# Start of DATA

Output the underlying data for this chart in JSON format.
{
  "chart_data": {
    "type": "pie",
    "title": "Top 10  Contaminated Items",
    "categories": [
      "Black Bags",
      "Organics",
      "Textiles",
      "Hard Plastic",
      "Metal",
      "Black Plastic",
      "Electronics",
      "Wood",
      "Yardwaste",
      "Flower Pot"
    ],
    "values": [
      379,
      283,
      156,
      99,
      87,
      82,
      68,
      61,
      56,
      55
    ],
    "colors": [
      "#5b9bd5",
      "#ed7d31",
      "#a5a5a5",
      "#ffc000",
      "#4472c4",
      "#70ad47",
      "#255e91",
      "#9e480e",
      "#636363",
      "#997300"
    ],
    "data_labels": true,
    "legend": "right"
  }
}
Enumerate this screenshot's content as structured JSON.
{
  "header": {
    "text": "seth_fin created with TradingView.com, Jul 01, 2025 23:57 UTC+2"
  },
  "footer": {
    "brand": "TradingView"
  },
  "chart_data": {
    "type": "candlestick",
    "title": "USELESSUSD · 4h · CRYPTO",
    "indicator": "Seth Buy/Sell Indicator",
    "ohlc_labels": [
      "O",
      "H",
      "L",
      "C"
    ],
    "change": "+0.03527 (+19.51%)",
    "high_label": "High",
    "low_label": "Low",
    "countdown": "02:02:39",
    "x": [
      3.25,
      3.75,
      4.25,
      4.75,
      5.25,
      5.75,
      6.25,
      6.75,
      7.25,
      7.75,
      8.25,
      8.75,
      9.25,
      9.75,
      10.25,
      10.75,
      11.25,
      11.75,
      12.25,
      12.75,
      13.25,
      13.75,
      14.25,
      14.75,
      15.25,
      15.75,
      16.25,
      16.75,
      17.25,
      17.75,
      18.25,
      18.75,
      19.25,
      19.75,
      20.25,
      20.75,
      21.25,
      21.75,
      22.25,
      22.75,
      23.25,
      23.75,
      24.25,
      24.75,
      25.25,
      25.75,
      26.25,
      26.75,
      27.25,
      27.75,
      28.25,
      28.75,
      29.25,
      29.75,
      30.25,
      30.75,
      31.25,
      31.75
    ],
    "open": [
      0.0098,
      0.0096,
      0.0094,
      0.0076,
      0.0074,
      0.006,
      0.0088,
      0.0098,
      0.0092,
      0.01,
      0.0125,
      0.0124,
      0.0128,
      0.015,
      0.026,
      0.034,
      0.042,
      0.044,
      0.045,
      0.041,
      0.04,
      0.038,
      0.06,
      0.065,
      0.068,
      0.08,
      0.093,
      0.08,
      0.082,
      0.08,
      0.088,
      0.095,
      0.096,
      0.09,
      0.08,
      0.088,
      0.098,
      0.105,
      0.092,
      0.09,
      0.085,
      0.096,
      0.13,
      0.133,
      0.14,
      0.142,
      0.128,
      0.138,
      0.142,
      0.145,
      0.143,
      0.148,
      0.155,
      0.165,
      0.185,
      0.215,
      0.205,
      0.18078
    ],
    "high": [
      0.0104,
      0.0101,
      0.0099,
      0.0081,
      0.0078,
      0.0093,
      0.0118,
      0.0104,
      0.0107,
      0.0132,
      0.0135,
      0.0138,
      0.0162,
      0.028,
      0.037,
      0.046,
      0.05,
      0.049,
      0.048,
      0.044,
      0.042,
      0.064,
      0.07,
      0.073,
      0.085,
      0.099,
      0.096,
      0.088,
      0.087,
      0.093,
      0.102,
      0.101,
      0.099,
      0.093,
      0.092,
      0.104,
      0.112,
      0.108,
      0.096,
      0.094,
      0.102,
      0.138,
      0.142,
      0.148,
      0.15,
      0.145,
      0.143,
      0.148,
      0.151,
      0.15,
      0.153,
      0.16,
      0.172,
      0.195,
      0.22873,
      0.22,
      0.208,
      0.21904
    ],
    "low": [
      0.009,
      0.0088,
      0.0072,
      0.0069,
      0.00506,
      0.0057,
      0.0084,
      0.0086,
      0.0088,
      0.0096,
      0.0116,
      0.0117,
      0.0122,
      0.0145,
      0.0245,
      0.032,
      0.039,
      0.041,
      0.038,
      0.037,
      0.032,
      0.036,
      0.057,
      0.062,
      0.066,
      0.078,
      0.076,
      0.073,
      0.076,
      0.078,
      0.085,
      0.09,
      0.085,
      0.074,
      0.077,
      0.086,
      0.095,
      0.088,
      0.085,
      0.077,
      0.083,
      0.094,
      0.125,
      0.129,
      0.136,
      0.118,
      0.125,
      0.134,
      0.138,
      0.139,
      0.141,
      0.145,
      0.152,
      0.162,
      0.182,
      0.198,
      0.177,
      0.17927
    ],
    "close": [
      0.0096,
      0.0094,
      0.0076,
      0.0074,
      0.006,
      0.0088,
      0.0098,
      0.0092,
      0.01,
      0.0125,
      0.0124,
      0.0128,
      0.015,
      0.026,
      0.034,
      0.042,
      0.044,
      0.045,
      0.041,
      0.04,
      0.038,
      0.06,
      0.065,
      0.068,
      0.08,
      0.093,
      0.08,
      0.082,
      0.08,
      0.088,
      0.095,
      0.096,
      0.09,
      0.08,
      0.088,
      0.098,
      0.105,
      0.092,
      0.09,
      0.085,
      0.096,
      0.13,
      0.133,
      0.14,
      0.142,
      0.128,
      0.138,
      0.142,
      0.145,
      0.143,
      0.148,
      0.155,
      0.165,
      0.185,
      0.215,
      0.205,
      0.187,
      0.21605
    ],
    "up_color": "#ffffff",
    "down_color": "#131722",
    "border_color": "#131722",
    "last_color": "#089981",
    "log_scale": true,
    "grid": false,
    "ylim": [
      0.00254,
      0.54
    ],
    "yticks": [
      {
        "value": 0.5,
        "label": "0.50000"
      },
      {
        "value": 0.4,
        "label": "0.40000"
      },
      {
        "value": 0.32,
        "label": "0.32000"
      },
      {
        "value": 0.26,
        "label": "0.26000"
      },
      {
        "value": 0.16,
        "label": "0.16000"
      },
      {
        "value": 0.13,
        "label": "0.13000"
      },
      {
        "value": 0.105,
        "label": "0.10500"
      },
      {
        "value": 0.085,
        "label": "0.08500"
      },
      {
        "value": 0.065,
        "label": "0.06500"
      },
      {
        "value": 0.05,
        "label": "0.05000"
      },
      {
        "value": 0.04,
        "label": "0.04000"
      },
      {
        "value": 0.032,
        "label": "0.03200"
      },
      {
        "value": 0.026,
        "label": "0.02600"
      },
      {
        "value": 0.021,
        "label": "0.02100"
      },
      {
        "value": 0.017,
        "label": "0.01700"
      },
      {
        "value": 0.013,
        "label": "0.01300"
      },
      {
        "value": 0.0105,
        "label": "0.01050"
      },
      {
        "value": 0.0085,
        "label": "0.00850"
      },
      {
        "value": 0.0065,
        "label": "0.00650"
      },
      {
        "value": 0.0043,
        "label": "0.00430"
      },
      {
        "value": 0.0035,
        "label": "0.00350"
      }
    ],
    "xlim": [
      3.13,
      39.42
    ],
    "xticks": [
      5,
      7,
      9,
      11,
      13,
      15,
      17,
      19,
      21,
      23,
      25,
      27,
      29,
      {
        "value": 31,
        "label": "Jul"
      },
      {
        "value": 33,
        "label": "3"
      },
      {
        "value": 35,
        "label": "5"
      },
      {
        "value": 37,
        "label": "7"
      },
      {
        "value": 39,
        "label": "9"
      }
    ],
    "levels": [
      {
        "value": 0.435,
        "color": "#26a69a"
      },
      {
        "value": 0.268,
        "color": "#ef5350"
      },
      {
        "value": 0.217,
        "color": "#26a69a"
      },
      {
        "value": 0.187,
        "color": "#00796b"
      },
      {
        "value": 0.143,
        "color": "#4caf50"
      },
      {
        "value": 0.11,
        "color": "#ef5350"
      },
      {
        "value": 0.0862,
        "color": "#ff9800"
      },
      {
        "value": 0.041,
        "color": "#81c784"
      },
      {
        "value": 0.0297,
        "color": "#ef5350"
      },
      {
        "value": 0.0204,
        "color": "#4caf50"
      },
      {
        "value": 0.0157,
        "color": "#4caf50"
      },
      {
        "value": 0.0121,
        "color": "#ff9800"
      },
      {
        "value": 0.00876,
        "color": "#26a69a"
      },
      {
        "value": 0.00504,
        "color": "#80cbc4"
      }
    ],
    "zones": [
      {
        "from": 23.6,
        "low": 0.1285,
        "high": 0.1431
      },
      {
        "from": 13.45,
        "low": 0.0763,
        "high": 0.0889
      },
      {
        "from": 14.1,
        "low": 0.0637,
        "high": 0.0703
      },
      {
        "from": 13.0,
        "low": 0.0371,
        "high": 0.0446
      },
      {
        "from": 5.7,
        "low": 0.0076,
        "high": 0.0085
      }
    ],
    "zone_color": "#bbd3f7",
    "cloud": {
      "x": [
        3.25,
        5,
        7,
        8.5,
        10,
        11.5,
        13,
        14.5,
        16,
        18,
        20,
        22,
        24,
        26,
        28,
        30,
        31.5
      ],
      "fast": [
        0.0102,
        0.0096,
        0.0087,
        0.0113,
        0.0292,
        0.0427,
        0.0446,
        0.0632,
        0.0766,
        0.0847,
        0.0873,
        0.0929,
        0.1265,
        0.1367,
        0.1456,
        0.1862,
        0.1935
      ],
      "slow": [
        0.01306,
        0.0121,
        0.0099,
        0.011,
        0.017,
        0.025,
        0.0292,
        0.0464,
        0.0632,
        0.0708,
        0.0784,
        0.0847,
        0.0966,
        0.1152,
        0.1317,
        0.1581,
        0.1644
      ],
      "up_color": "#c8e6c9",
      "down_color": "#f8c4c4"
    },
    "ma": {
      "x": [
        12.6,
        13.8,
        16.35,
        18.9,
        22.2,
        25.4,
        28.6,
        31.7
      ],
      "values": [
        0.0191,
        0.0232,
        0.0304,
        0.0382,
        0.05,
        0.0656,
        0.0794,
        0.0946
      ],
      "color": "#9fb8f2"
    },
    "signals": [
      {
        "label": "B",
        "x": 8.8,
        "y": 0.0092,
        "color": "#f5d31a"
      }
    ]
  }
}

# End of DATA

WHAT TO DO
From the listing above, copy every line that includes the word "TradingView".

RESULT FOR THIS TASK
    "text": "seth_fin created with TradingView.com, Jul 01, 2025 23:57 UTC+2"
    "brand": "TradingView"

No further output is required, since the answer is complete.